> [ENTRIES SHOWN]
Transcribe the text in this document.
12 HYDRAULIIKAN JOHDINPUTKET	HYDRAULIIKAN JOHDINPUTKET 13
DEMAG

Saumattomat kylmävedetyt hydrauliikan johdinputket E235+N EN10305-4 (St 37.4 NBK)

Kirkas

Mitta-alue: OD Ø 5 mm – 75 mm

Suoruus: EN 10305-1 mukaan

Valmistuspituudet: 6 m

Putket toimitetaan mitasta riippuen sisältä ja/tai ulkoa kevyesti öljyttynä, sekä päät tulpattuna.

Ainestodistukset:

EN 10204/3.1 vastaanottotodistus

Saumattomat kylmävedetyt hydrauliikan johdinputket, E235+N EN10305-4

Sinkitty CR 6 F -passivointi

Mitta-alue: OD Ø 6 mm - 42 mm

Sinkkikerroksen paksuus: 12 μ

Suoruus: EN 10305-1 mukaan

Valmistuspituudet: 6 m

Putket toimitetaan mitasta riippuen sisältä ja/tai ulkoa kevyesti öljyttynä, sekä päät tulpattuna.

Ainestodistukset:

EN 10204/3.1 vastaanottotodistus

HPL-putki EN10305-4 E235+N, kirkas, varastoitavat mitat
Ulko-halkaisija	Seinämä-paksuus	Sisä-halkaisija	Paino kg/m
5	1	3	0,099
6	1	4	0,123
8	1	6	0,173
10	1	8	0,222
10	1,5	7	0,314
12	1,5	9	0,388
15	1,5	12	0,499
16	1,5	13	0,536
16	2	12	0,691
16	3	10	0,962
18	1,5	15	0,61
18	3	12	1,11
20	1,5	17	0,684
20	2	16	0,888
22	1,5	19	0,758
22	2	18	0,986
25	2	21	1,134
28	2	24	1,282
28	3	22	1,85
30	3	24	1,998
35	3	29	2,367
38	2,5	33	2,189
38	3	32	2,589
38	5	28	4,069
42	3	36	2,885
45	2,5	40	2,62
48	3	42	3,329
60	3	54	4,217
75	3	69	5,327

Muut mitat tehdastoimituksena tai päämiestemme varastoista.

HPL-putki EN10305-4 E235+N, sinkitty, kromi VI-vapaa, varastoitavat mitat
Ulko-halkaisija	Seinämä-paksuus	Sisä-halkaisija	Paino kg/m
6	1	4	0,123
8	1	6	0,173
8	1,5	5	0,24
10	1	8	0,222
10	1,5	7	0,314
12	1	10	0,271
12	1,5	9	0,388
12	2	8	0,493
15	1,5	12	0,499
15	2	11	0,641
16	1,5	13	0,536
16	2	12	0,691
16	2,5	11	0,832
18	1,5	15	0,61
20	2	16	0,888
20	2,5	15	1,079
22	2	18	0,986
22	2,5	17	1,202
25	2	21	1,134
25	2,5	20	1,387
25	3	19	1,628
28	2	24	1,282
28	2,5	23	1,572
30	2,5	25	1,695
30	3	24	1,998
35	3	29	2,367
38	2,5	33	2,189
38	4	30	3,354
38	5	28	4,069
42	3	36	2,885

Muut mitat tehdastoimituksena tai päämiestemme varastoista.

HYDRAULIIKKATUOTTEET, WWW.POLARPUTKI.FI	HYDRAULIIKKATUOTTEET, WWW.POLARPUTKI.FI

==

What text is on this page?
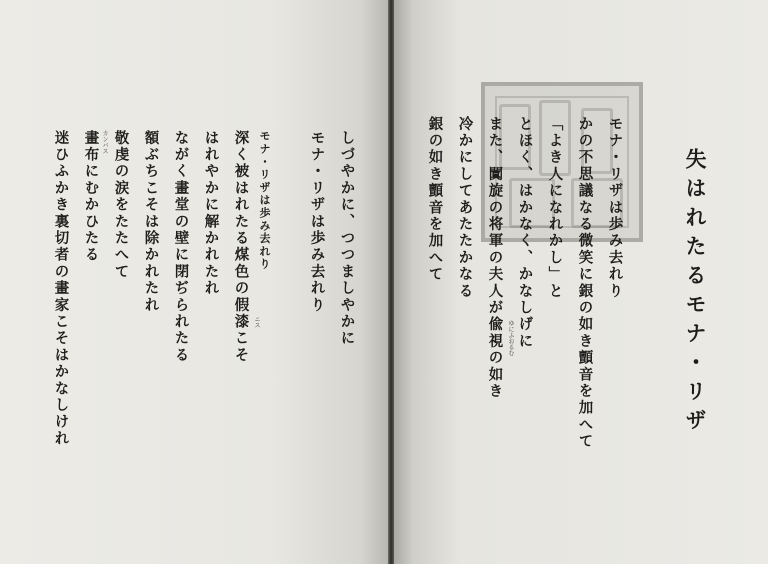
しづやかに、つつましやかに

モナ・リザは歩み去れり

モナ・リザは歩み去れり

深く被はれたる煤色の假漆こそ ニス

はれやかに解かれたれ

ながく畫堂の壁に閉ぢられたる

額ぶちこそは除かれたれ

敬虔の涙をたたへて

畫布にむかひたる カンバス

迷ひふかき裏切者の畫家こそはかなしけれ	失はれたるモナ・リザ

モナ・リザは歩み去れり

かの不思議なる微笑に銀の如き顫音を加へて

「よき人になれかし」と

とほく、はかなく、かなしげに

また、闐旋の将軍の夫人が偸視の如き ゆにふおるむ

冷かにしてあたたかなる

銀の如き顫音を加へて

> [DIRECTIVE]
Scan the records above for the string "text", then select every line that holds it.

> [OUTPUT FOR THIS EXERCISE]
Transcribe the text in this document.
What text is on this page?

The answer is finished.